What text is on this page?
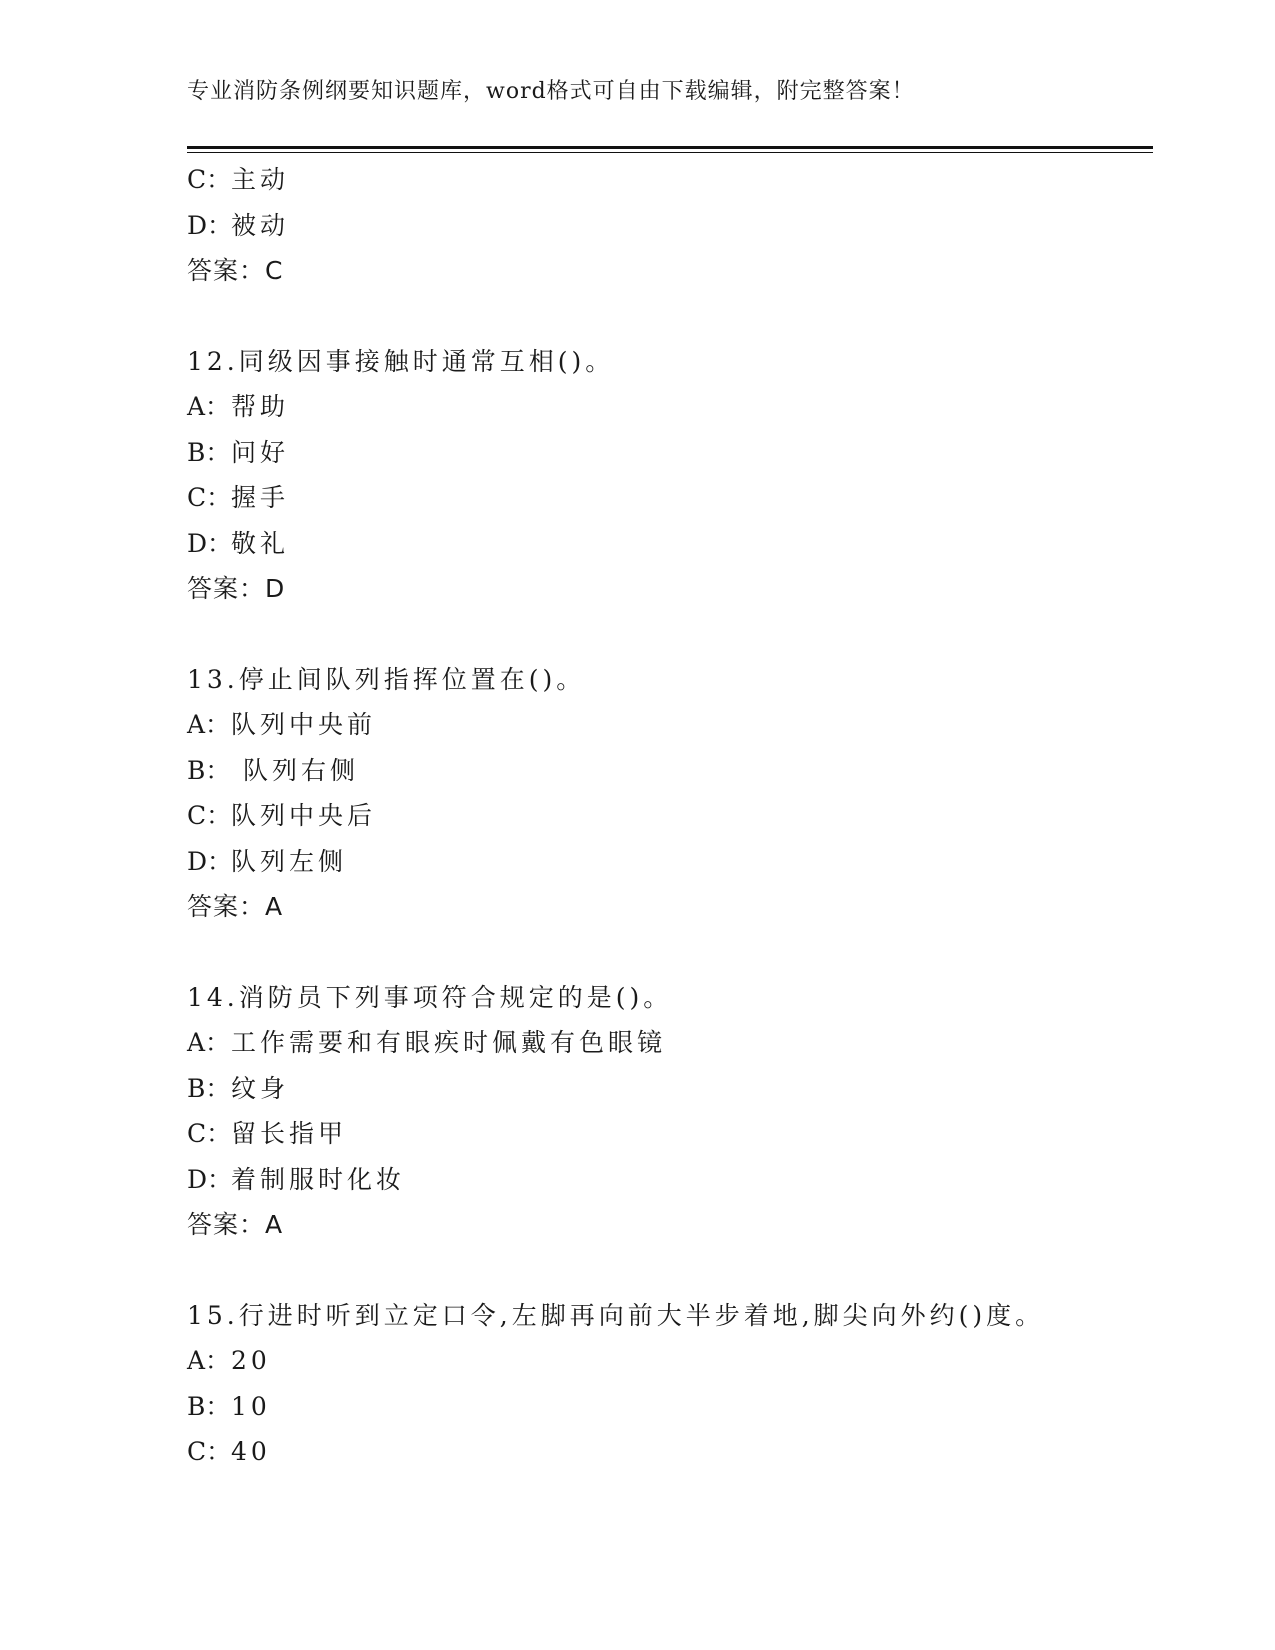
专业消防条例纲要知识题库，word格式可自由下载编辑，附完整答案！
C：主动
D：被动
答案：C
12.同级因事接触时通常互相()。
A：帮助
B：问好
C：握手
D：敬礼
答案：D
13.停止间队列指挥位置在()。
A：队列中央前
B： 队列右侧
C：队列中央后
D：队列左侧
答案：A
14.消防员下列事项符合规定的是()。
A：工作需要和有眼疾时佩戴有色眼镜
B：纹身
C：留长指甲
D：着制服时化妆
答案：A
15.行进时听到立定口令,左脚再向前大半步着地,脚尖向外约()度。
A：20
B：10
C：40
━━━━━━━━━━━━━━━━━━━━
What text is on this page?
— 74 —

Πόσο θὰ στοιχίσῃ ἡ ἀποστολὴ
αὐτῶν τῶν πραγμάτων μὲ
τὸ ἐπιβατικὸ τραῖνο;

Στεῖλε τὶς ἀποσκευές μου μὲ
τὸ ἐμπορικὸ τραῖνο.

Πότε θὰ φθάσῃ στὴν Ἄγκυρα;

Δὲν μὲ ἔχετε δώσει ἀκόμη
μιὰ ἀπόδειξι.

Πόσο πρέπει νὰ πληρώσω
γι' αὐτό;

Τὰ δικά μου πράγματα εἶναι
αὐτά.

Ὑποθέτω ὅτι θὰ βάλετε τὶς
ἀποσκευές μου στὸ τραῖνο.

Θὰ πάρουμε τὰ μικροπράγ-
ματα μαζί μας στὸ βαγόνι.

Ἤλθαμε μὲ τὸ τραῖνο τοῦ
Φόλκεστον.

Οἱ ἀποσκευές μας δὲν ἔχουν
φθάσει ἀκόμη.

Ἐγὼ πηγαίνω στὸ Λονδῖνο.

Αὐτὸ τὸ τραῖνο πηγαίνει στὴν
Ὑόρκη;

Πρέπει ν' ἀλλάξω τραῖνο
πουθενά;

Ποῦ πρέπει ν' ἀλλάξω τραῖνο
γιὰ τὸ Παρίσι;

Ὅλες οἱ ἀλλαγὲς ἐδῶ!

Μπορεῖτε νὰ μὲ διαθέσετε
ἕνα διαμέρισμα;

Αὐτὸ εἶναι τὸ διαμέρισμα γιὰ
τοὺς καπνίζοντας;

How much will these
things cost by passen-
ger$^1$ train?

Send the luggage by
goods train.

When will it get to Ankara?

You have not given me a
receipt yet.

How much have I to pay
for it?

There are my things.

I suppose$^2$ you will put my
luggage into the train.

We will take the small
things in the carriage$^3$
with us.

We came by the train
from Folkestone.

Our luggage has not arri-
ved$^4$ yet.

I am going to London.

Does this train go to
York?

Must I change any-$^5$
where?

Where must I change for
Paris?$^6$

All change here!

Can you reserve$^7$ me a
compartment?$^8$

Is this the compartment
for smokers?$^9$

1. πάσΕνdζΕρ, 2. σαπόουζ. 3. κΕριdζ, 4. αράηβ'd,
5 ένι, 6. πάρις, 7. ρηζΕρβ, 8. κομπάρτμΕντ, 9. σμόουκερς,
━━━━━━━━━━━━━━━━━━━━
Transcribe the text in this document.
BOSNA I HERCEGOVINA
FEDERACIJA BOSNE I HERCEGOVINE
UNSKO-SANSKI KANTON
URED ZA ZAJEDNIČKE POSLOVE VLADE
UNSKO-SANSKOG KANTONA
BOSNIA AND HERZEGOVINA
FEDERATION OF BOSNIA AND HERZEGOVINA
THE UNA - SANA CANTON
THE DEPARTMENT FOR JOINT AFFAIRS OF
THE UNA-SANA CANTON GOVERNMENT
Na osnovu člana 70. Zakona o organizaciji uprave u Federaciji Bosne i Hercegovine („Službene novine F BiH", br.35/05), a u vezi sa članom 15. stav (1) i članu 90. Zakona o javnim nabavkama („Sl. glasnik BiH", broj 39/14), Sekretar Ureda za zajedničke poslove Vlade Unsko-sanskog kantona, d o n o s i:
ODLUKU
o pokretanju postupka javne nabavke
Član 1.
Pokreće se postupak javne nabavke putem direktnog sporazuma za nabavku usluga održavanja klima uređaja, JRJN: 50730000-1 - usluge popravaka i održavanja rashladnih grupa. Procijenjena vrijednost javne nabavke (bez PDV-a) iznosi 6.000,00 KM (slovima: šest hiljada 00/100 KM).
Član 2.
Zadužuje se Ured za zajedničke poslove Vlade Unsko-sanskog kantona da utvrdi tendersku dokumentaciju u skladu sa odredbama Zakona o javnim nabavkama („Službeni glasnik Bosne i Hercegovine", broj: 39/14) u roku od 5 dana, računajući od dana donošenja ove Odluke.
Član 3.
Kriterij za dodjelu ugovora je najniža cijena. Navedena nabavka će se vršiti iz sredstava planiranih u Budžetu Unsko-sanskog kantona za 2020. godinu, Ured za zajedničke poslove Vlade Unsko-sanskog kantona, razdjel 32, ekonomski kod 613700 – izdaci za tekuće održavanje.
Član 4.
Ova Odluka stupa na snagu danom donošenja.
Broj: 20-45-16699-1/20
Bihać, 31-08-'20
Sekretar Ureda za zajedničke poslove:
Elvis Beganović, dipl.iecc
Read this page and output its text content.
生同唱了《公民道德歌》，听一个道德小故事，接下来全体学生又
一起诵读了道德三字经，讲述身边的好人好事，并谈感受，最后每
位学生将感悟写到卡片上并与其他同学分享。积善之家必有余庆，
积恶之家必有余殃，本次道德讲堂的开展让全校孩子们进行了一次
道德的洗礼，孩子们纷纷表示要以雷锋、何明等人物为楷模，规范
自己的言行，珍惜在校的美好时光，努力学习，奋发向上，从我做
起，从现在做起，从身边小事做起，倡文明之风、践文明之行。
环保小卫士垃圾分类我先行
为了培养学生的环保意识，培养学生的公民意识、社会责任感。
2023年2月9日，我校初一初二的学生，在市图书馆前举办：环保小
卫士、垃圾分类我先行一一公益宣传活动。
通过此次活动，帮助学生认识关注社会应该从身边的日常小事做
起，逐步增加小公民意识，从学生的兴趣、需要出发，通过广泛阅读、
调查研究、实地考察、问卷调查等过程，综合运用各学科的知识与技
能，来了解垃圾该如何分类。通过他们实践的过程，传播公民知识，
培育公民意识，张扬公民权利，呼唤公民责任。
━━━━━━━━━━━━━━━━━━━━
Stated exercise |
Copy every line above in which the string "ἀποσκευές" shows up.

The reply |
Στεῖλε τὶς ἀποσκευές μου μὲ
ἀποσκευές μου στὸ τραῖνο.
Οἱ ἀποσκευές μας δὲν ἔχουν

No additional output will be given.